__WHAT THIS TASK INVOLVES__
Output the data word for word, dropping every image.

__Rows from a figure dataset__
>> start

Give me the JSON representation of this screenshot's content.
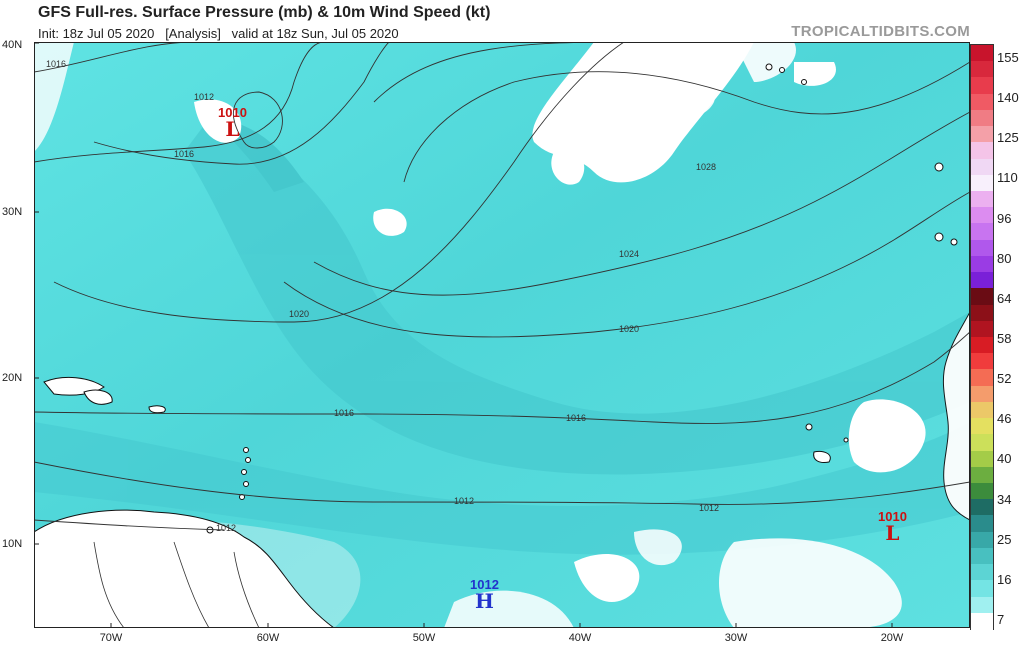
{
  "header": {
    "title": "GFS Full-res. Surface Pressure (mb) & 10m Wind Speed (kt)",
    "subtitle": "Init: 18z Jul 05 2020   [Analysis]   valid at 18z Sun, Jul 05 2020",
    "brand": "TROPICALTIDBITS.COM"
  },
  "axes": {
    "lat_labels": [
      "40N",
      "30N",
      "20N",
      "10N"
    ],
    "lon_labels": [
      "70W",
      "60W",
      "50W",
      "40W",
      "30W",
      "20W"
    ]
  },
  "isobars": {
    "labels": [
      "1016",
      "1012",
      "1016",
      "1020",
      "1016",
      "1016",
      "1012",
      "1012",
      "1028",
      "1024",
      "1020",
      "1012"
    ],
    "levels_mb": [
      1012,
      1016,
      1020,
      1024,
      1028
    ]
  },
  "pressure_systems": [
    {
      "type": "L",
      "pressure": "1010",
      "color": "#cc1111"
    },
    {
      "type": "L",
      "pressure": "1010",
      "color": "#cc1111"
    },
    {
      "type": "H",
      "pressure": "1012",
      "color": "#2233cc"
    }
  ],
  "colorbar": {
    "labels": [
      "155",
      "140",
      "125",
      "110",
      "96",
      "80",
      "64",
      "58",
      "52",
      "46",
      "40",
      "34",
      "25",
      "16",
      "7"
    ],
    "colors": [
      "#c8142c",
      "#d8283c",
      "#e83c4c",
      "#f05a64",
      "#f07c84",
      "#f4a0a8",
      "#f4c4e8",
      "#f0d8f4",
      "#f8f0fc",
      "#ecb0f0",
      "#dc8cf0",
      "#c874f0",
      "#b058ec",
      "#9a3ce4",
      "#7a20d8",
      "#6a0c14",
      "#8c1018",
      "#b01420",
      "#d81c24",
      "#f03c3c",
      "#f46c54",
      "#f49c6c",
      "#ecc868",
      "#e4e060",
      "#cce05a",
      "#a4cc48",
      "#6cae40",
      "#3c8c3c",
      "#1e6c64",
      "#2a8c8c",
      "#38a8a8",
      "#48c0c0",
      "#5cd4d4",
      "#74e4e4",
      "#a0f0f0",
      "#ffffff"
    ]
  },
  "map_colors": {
    "ocean_light": "#5fe3e3",
    "ocean_mid": "#4cd2d4",
    "ocean_dark": "#3cc0c8",
    "calm": "#ffffff",
    "land": "#ffffff"
  }
}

>> end

__WORKED SOLUTION__
Give me the JSON representation of this screenshot's content.
{
  "header": {
    "title": "GFS Full-res. Surface Pressure (mb) & 10m Wind Speed (kt)",
    "subtitle": "Init: 18z Jul 05 2020   [Analysis]   valid at 18z Sun, Jul 05 2020",
    "brand": "TROPICALTIDBITS.COM"
  },
  "axes": {
    "lat_labels": [
      "40N",
      "30N",
      "20N",
      "10N"
    ],
    "lon_labels": [
      "70W",
      "60W",
      "50W",
      "40W",
      "30W",
      "20W"
    ]
  },
  "isobars": {
    "labels": [
      "1016",
      "1012",
      "1016",
      "1020",
      "1016",
      "1016",
      "1012",
      "1012",
      "1028",
      "1024",
      "1020",
      "1012"
    ],
    "levels_mb": [
      1012,
      1016,
      1020,
      1024,
      1028
    ]
  },
  "pressure_systems": [
    {
      "type": "L",
      "pressure": "1010",
      "color": "#cc1111"
    },
    {
      "type": "L",
      "pressure": "1010",
      "color": "#cc1111"
    },
    {
      "type": "H",
      "pressure": "1012",
      "color": "#2233cc"
    }
  ],
  "colorbar": {
    "labels": [
      "155",
      "140",
      "125",
      "110",
      "96",
      "80",
      "64",
      "58",
      "52",
      "46",
      "40",
      "34",
      "25",
      "16",
      "7"
    ],
    "colors": [
      "#c8142c",
      "#d8283c",
      "#e83c4c",
      "#f05a64",
      "#f07c84",
      "#f4a0a8",
      "#f4c4e8",
      "#f0d8f4",
      "#f8f0fc",
      "#ecb0f0",
      "#dc8cf0",
      "#c874f0",
      "#b058ec",
      "#9a3ce4",
      "#7a20d8",
      "#6a0c14",
      "#8c1018",
      "#b01420",
      "#d81c24",
      "#f03c3c",
      "#f46c54",
      "#f49c6c",
      "#ecc868",
      "#e4e060",
      "#cce05a",
      "#a4cc48",
      "#6cae40",
      "#3c8c3c",
      "#1e6c64",
      "#2a8c8c",
      "#38a8a8",
      "#48c0c0",
      "#5cd4d4",
      "#74e4e4",
      "#a0f0f0",
      "#ffffff"
    ]
  },
  "map_colors": {
    "ocean_light": "#5fe3e3",
    "ocean_mid": "#4cd2d4",
    "ocean_dark": "#3cc0c8",
    "calm": "#ffffff",
    "land": "#ffffff"
  }
}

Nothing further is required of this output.